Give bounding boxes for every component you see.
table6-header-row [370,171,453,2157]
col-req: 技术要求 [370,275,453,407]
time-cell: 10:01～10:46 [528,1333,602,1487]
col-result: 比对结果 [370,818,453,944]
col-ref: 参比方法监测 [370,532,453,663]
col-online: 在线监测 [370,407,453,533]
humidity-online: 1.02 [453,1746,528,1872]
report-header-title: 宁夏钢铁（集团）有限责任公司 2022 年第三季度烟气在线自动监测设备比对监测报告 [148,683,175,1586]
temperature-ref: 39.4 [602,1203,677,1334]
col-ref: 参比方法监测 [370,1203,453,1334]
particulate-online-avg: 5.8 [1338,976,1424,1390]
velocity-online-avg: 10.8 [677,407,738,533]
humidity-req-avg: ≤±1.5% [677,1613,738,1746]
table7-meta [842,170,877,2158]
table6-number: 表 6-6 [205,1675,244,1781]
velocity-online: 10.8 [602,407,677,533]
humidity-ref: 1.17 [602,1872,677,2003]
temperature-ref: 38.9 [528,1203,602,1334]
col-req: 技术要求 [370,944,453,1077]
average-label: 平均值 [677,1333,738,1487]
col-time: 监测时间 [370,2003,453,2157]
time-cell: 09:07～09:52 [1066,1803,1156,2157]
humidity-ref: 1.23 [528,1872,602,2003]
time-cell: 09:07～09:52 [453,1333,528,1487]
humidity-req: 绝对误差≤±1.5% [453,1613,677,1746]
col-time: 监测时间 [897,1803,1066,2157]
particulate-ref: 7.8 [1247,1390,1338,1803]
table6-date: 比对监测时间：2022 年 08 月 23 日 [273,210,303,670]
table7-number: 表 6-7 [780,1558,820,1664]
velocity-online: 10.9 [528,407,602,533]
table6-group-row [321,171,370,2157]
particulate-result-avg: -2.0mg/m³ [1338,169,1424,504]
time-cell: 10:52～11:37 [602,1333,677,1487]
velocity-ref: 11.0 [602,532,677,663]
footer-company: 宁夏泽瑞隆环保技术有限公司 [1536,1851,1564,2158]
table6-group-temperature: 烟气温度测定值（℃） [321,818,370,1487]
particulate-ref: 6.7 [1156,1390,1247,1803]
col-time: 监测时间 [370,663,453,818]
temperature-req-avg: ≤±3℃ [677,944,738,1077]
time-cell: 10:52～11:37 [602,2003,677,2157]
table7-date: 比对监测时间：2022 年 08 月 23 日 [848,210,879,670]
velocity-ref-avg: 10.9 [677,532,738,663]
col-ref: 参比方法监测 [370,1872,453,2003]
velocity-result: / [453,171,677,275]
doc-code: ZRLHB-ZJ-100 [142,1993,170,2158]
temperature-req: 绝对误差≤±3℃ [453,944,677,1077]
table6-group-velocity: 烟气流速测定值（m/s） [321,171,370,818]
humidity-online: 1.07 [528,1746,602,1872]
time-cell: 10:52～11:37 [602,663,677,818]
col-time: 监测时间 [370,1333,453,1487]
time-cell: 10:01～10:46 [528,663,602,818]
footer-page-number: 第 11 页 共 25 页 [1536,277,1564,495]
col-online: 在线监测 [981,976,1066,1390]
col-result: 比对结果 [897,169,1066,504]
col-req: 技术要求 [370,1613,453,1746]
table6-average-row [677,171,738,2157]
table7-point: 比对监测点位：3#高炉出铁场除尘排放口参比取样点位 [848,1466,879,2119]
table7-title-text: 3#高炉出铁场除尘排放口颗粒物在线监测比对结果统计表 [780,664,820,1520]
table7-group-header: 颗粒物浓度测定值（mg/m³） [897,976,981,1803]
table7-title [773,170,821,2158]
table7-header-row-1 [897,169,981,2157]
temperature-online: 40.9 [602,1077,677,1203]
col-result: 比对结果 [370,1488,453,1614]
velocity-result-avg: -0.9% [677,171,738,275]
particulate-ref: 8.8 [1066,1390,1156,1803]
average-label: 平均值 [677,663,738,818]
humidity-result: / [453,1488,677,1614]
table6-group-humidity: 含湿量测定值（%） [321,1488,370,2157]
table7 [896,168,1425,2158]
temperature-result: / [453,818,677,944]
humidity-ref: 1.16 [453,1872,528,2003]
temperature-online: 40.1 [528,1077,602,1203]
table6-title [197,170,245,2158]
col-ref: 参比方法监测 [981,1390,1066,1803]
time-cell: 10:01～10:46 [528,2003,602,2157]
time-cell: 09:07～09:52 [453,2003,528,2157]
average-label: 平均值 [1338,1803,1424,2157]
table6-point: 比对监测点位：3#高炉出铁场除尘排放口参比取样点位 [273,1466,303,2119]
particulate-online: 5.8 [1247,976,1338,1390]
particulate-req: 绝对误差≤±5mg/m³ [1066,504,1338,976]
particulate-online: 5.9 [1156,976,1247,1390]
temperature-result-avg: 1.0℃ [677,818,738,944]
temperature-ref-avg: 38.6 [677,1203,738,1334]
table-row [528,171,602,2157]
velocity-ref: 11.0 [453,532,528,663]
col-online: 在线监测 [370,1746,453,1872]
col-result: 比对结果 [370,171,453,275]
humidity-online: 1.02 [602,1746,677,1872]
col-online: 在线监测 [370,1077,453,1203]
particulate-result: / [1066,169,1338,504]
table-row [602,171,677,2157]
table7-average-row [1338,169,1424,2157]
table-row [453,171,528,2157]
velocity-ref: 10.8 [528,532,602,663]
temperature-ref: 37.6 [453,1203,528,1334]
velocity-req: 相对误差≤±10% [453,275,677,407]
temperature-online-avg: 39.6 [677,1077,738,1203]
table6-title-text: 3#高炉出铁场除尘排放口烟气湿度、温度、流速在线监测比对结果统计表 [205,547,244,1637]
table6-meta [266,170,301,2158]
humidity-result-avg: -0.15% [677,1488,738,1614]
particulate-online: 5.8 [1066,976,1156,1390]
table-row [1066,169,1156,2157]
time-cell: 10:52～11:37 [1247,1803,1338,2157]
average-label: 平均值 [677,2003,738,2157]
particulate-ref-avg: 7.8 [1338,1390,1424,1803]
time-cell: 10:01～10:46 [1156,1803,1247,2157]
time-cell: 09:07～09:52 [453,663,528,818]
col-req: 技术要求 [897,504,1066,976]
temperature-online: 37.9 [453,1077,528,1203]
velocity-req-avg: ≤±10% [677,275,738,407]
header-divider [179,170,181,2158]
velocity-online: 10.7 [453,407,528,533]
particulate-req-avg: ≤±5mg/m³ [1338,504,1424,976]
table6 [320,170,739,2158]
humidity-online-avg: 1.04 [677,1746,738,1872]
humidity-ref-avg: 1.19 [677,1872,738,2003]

• [Objective]
Rewrite the rows above, changing every occurrence of "time-cell" to "time-entry" and leaving everything else unchanged.

• [Answer for the task]
Give bounding boxes for every component you see.
table6-header-row [370,171,453,2157]
col-req: 技术要求 [370,275,453,407]
time-entry: 10:01～10:46 [528,1333,602,1487]
col-result: 比对结果 [370,818,453,944]
col-ref: 参比方法监测 [370,532,453,663]
col-online: 在线监测 [370,407,453,533]
humidity-online: 1.02 [453,1746,528,1872]
report-header-title: 宁夏钢铁（集团）有限责任公司 2022 年第三季度烟气在线自动监测设备比对监测报告 [148,683,175,1586]
temperature-ref: 39.4 [602,1203,677,1334]
col-ref: 参比方法监测 [370,1203,453,1334]
particulate-online-avg: 5.8 [1338,976,1424,1390]
velocity-online-avg: 10.8 [677,407,738,533]
humidity-req-avg: ≤±1.5% [677,1613,738,1746]
table7-meta [842,170,877,2158]
table6-number: 表 6-6 [205,1675,244,1781]
velocity-online: 10.8 [602,407,677,533]
humidity-ref: 1.17 [602,1872,677,2003]
temperature-ref: 38.9 [528,1203,602,1334]
col-req: 技术要求 [370,944,453,1077]
average-label: 平均值 [677,1333,738,1487]
col-time: 监测时间 [370,2003,453,2157]
time-entry: 09:07～09:52 [1066,1803,1156,2157]
humidity-ref: 1.23 [528,1872,602,2003]
time-entry: 09:07～09:52 [453,1333,528,1487]
humidity-req: 绝对误差≤±1.5% [453,1613,677,1746]
col-time: 监测时间 [897,1803,1066,2157]
particulate-ref: 7.8 [1247,1390,1338,1803]
table6-date: 比对监测时间：2022 年 08 月 23 日 [273,210,303,670]
table7-number: 表 6-7 [780,1558,820,1664]
velocity-online: 10.9 [528,407,602,533]
table6-group-row [321,171,370,2157]
particulate-result-avg: -2.0mg/m³ [1338,169,1424,504]
time-entry: 10:52～11:37 [602,1333,677,1487]
velocity-ref: 11.0 [602,532,677,663]
footer-company: 宁夏泽瑞隆环保技术有限公司 [1536,1851,1564,2158]
table6-group-temperature: 烟气温度测定值（℃） [321,818,370,1487]
particulate-ref: 6.7 [1156,1390,1247,1803]
col-time: 监测时间 [370,663,453,818]
temperature-req-avg: ≤±3℃ [677,944,738,1077]
time-entry: 10:52～11:37 [602,2003,677,2157]
table7-date: 比对监测时间：2022 年 08 月 23 日 [848,210,879,670]
velocity-ref-avg: 10.9 [677,532,738,663]
col-ref: 参比方法监测 [370,1872,453,2003]
velocity-result: / [453,171,677,275]
doc-code: ZRLHB-ZJ-100 [142,1993,170,2158]
temperature-req: 绝对误差≤±3℃ [453,944,677,1077]
table6-group-velocity: 烟气流速测定值（m/s） [321,171,370,818]
humidity-online: 1.07 [528,1746,602,1872]
time-entry: 10:52～11:37 [602,663,677,818]
col-time: 监测时间 [370,1333,453,1487]
time-entry: 10:01～10:46 [528,663,602,818]
footer-page-number: 第 11 页 共 25 页 [1536,277,1564,495]
col-online: 在线监测 [981,976,1066,1390]
col-result: 比对结果 [897,169,1066,504]
col-req: 技术要求 [370,1613,453,1746]
table6-average-row [677,171,738,2157]
table7-point: 比对监测点位：3#高炉出铁场除尘排放口参比取样点位 [848,1466,879,2119]
table7-title-text: 3#高炉出铁场除尘排放口颗粒物在线监测比对结果统计表 [780,664,820,1520]
table7-group-header: 颗粒物浓度测定值（mg/m³） [897,976,981,1803]
table7-title [773,170,821,2158]
table7-header-row-1 [897,169,981,2157]
temperature-online: 40.9 [602,1077,677,1203]
col-result: 比对结果 [370,1488,453,1614]
velocity-result-avg: -0.9% [677,171,738,275]
particulate-ref: 8.8 [1066,1390,1156,1803]
average-label: 平均值 [677,663,738,818]
humidity-result: / [453,1488,677,1614]
table6-group-humidity: 含湿量测定值（%） [321,1488,370,2157]
table7 [896,168,1425,2158]
temperature-result: / [453,818,677,944]
humidity-ref: 1.16 [453,1872,528,2003]
temperature-online: 40.1 [528,1077,602,1203]
table6-title [197,170,245,2158]
col-ref: 参比方法监测 [981,1390,1066,1803]
time-entry: 10:01～10:46 [528,2003,602,2157]
time-entry: 09:07～09:52 [453,2003,528,2157]
average-label: 平均值 [1338,1803,1424,2157]
table6-point: 比对监测点位：3#高炉出铁场除尘排放口参比取样点位 [273,1466,303,2119]
particulate-online: 5.8 [1247,976,1338,1390]
particulate-req: 绝对误差≤±5mg/m³ [1066,504,1338,976]
particulate-online: 5.9 [1156,976,1247,1390]
temperature-result-avg: 1.0℃ [677,818,738,944]
temperature-ref-avg: 38.6 [677,1203,738,1334]
table-row [528,171,602,2157]
velocity-ref: 11.0 [453,532,528,663]
col-online: 在线监测 [370,1746,453,1872]
col-result: 比对结果 [370,171,453,275]
humidity-online: 1.02 [602,1746,677,1872]
col-online: 在线监测 [370,1077,453,1203]
particulate-result: / [1066,169,1338,504]
table-row [602,171,677,2157]
table7-average-row [1338,169,1424,2157]
table-row [453,171,528,2157]
velocity-ref: 10.8 [528,532,602,663]
temperature-ref: 37.6 [453,1203,528,1334]
velocity-req: 相对误差≤±10% [453,275,677,407]
temperature-online-avg: 39.6 [677,1077,738,1203]
table6-title-text: 3#高炉出铁场除尘排放口烟气湿度、温度、流速在线监测比对结果统计表 [205,547,244,1637]
table6-meta [266,170,301,2158]
humidity-result-avg: -0.15% [677,1488,738,1614]
particulate-online: 5.8 [1066,976,1156,1390]
table-row [1066,169,1156,2157]
time-entry: 10:52～11:37 [1247,1803,1338,2157]
average-label: 平均值 [677,2003,738,2157]
particulate-ref-avg: 7.8 [1338,1390,1424,1803]
time-entry: 10:01～10:46 [1156,1803,1247,2157]
time-entry: 09:07～09:52 [453,663,528,818]
col-req: 技术要求 [897,504,1066,976]
temperature-online: 37.9 [453,1077,528,1203]
velocity-req-avg: ≤±10% [677,275,738,407]
header-divider [179,170,181,2158]
velocity-online: 10.7 [453,407,528,533]
particulate-req-avg: ≤±5mg/m³ [1338,504,1424,976]
table6 [320,170,739,2158]
humidity-online-avg: 1.04 [677,1746,738,1872]
humidity-ref-avg: 1.19 [677,1872,738,2003]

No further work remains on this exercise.